Dataset items:
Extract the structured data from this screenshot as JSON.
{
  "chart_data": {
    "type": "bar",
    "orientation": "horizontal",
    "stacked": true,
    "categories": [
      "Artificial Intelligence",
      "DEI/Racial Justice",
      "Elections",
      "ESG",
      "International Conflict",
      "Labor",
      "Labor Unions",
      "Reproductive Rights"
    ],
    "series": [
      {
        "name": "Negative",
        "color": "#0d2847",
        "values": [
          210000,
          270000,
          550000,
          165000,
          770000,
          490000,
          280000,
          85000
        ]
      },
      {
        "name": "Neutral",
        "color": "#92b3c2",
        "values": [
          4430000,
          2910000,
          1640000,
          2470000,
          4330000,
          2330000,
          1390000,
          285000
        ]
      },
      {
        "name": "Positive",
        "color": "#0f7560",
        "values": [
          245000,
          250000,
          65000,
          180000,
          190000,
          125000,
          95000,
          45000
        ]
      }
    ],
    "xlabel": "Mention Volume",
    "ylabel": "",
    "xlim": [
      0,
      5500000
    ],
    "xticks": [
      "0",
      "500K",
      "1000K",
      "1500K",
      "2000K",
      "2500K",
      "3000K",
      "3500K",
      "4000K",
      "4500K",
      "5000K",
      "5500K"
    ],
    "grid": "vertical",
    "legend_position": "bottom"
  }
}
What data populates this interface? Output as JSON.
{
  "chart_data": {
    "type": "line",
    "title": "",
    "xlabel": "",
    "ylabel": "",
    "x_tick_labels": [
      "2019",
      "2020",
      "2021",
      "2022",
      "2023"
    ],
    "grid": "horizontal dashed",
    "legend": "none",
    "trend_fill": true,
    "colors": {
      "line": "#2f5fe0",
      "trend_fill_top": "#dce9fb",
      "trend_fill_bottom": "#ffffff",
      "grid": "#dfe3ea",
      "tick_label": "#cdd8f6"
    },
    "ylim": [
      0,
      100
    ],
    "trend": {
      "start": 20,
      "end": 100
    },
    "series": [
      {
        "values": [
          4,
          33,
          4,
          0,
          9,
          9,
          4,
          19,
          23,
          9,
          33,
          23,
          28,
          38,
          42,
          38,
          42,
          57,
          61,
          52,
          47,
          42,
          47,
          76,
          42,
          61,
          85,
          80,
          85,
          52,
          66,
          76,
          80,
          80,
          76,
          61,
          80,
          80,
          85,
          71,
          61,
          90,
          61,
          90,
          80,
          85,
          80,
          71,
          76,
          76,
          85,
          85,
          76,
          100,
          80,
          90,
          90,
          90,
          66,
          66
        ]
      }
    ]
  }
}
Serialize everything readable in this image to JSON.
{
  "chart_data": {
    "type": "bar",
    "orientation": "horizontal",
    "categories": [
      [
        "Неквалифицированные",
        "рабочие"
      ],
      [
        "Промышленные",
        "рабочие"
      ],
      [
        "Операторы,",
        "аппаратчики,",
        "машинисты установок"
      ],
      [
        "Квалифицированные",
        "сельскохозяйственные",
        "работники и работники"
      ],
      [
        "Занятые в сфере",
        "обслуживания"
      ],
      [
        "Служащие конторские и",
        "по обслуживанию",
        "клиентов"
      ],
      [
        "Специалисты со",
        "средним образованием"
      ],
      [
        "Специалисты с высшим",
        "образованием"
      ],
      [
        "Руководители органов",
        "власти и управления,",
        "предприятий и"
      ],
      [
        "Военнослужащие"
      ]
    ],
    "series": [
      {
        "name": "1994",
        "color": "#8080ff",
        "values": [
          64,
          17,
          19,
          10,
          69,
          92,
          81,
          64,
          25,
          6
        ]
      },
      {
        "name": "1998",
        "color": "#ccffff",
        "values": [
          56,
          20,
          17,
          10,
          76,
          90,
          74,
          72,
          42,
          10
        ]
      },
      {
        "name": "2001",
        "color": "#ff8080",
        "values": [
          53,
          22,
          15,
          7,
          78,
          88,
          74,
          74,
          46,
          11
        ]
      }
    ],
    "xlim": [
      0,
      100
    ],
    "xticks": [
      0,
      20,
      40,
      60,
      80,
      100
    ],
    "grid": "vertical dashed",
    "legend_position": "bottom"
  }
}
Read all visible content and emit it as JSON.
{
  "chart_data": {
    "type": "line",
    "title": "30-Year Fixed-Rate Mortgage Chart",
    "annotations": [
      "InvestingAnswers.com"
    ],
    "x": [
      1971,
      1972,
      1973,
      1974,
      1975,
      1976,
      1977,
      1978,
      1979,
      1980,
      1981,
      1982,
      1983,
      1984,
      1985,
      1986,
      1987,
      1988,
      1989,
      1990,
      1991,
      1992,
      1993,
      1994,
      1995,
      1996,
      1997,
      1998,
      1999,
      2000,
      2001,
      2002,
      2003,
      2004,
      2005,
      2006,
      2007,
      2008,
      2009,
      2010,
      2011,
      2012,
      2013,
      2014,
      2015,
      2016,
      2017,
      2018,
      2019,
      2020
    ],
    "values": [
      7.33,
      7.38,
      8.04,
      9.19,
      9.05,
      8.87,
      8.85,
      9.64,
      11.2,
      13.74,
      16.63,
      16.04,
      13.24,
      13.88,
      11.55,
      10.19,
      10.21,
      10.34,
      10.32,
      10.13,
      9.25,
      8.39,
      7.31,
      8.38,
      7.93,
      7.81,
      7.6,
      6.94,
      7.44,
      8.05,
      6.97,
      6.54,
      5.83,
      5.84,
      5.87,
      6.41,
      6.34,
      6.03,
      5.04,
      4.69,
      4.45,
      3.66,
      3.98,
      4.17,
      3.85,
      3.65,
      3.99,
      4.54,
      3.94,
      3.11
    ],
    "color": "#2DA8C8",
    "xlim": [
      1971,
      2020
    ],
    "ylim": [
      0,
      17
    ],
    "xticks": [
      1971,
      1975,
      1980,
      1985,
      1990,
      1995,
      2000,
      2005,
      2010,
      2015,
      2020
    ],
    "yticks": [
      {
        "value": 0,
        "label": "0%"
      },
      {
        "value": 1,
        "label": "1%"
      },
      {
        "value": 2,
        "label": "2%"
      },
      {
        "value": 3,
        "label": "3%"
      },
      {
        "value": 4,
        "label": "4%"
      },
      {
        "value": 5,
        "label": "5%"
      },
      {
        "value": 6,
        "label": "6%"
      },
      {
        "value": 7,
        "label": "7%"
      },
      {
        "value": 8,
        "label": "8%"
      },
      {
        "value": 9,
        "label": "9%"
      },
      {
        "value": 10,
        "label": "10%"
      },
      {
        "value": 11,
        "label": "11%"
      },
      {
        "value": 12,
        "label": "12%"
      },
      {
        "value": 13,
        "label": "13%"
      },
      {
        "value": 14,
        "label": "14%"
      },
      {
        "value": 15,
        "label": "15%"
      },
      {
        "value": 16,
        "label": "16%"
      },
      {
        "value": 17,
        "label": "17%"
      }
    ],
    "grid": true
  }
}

**What is needed:** Each entry above is to be set down again in exactly the same words.

**Correct result:**
Extract the structured data from this screenshot as JSON.
{
  "chart_data": {
    "type": "bar",
    "orientation": "horizontal",
    "stacked": true,
    "categories": [
      "Artificial Intelligence",
      "DEI/Racial Justice",
      "Elections",
      "ESG",
      "International Conflict",
      "Labor",
      "Labor Unions",
      "Reproductive Rights"
    ],
    "series": [
      {
        "name": "Negative",
        "color": "#0d2847",
        "values": [
          210000,
          270000,
          550000,
          165000,
          770000,
          490000,
          280000,
          85000
        ]
      },
      {
        "name": "Neutral",
        "color": "#92b3c2",
        "values": [
          4430000,
          2910000,
          1640000,
          2470000,
          4330000,
          2330000,
          1390000,
          285000
        ]
      },
      {
        "name": "Positive",
        "color": "#0f7560",
        "values": [
          245000,
          250000,
          65000,
          180000,
          190000,
          125000,
          95000,
          45000
        ]
      }
    ],
    "xlabel": "Mention Volume",
    "ylabel": "",
    "xlim": [
      0,
      5500000
    ],
    "xticks": [
      "0",
      "500K",
      "1000K",
      "1500K",
      "2000K",
      "2500K",
      "3000K",
      "3500K",
      "4000K",
      "4500K",
      "5000K",
      "5500K"
    ],
    "grid": "vertical",
    "legend_position": "bottom"
  }
}
What data populates this interface? Output as JSON.
{
  "chart_data": {
    "type": "line",
    "title": "",
    "xlabel": "",
    "ylabel": "",
    "x_tick_labels": [
      "2019",
      "2020",
      "2021",
      "2022",
      "2023"
    ],
    "grid": "horizontal dashed",
    "legend": "none",
    "trend_fill": true,
    "colors": {
      "line": "#2f5fe0",
      "trend_fill_top": "#dce9fb",
      "trend_fill_bottom": "#ffffff",
      "grid": "#dfe3ea",
      "tick_label": "#cdd8f6"
    },
    "ylim": [
      0,
      100
    ],
    "trend": {
      "start": 20,
      "end": 100
    },
    "series": [
      {
        "values": [
          4,
          33,
          4,
          0,
          9,
          9,
          4,
          19,
          23,
          9,
          33,
          23,
          28,
          38,
          42,
          38,
          42,
          57,
          61,
          52,
          47,
          42,
          47,
          76,
          42,
          61,
          85,
          80,
          85,
          52,
          66,
          76,
          80,
          80,
          76,
          61,
          80,
          80,
          85,
          71,
          61,
          90,
          61,
          90,
          80,
          85,
          80,
          71,
          76,
          76,
          85,
          85,
          76,
          100,
          80,
          90,
          90,
          90,
          66,
          66
        ]
      }
    ]
  }
}
Serialize everything readable in this image to JSON.
{
  "chart_data": {
    "type": "bar",
    "orientation": "horizontal",
    "categories": [
      [
        "Неквалифицированные",
        "рабочие"
      ],
      [
        "Промышленные",
        "рабочие"
      ],
      [
        "Операторы,",
        "аппаратчики,",
        "машинисты установок"
      ],
      [
        "Квалифицированные",
        "сельскохозяйственные",
        "работники и работники"
      ],
      [
        "Занятые в сфере",
        "обслуживания"
      ],
      [
        "Служащие конторские и",
        "по обслуживанию",
        "клиентов"
      ],
      [
        "Специалисты со",
        "средним образованием"
      ],
      [
        "Специалисты с высшим",
        "образованием"
      ],
      [
        "Руководители органов",
        "власти и управления,",
        "предприятий и"
      ],
      [
        "Военнослужащие"
      ]
    ],
    "series": [
      {
        "name": "1994",
        "color": "#8080ff",
        "values": [
          64,
          17,
          19,
          10,
          69,
          92,
          81,
          64,
          25,
          6
        ]
      },
      {
        "name": "1998",
        "color": "#ccffff",
        "values": [
          56,
          20,
          17,
          10,
          76,
          90,
          74,
          72,
          42,
          10
        ]
      },
      {
        "name": "2001",
        "color": "#ff8080",
        "values": [
          53,
          22,
          15,
          7,
          78,
          88,
          74,
          74,
          46,
          11
        ]
      }
    ],
    "xlim": [
      0,
      100
    ],
    "xticks": [
      0,
      20,
      40,
      60,
      80,
      100
    ],
    "grid": "vertical dashed",
    "legend_position": "bottom"
  }
}
Read all visible content and emit it as JSON.
{
  "chart_data": {
    "type": "line",
    "title": "30-Year Fixed-Rate Mortgage Chart",
    "annotations": [
      "InvestingAnswers.com"
    ],
    "x": [
      1971,
      1972,
      1973,
      1974,
      1975,
      1976,
      1977,
      1978,
      1979,
      1980,
      1981,
      1982,
      1983,
      1984,
      1985,
      1986,
      1987,
      1988,
      1989,
      1990,
      1991,
      1992,
      1993,
      1994,
      1995,
      1996,
      1997,
      1998,
      1999,
      2000,
      2001,
      2002,
      2003,
      2004,
      2005,
      2006,
      2007,
      2008,
      2009,
      2010,
      2011,
      2012,
      2013,
      2014,
      2015,
      2016,
      2017,
      2018,
      2019,
      2020
    ],
    "values": [
      7.33,
      7.38,
      8.04,
      9.19,
      9.05,
      8.87,
      8.85,
      9.64,
      11.2,
      13.74,
      16.63,
      16.04,
      13.24,
      13.88,
      11.55,
      10.19,
      10.21,
      10.34,
      10.32,
      10.13,
      9.25,
      8.39,
      7.31,
      8.38,
      7.93,
      7.81,
      7.6,
      6.94,
      7.44,
      8.05,
      6.97,
      6.54,
      5.83,
      5.84,
      5.87,
      6.41,
      6.34,
      6.03,
      5.04,
      4.69,
      4.45,
      3.66,
      3.98,
      4.17,
      3.85,
      3.65,
      3.99,
      4.54,
      3.94,
      3.11
    ],
    "color": "#2DA8C8",
    "xlim": [
      1971,
      2020
    ],
    "ylim": [
      0,
      17
    ],
    "xticks": [
      1971,
      1975,
      1980,
      1985,
      1990,
      1995,
      2000,
      2005,
      2010,
      2015,
      2020
    ],
    "yticks": [
      {
        "value": 0,
        "label": "0%"
      },
      {
        "value": 1,
        "label": "1%"
      },
      {
        "value": 2,
        "label": "2%"
      },
      {
        "value": 3,
        "label": "3%"
      },
      {
        "value": 4,
        "label": "4%"
      },
      {
        "value": 5,
        "label": "5%"
      },
      {
        "value": 6,
        "label": "6%"
      },
      {
        "value": 7,
        "label": "7%"
      },
      {
        "value": 8,
        "label": "8%"
      },
      {
        "value": 9,
        "label": "9%"
      },
      {
        "value": 10,
        "label": "10%"
      },
      {
        "value": 11,
        "label": "11%"
      },
      {
        "value": 12,
        "label": "12%"
      },
      {
        "value": 13,
        "label": "13%"
      },
      {
        "value": 14,
        "label": "14%"
      },
      {
        "value": 15,
        "label": "15%"
      },
      {
        "value": 16,
        "label": "16%"
      },
      {
        "value": 17,
        "label": "17%"
      }
    ],
    "grid": true
  }
}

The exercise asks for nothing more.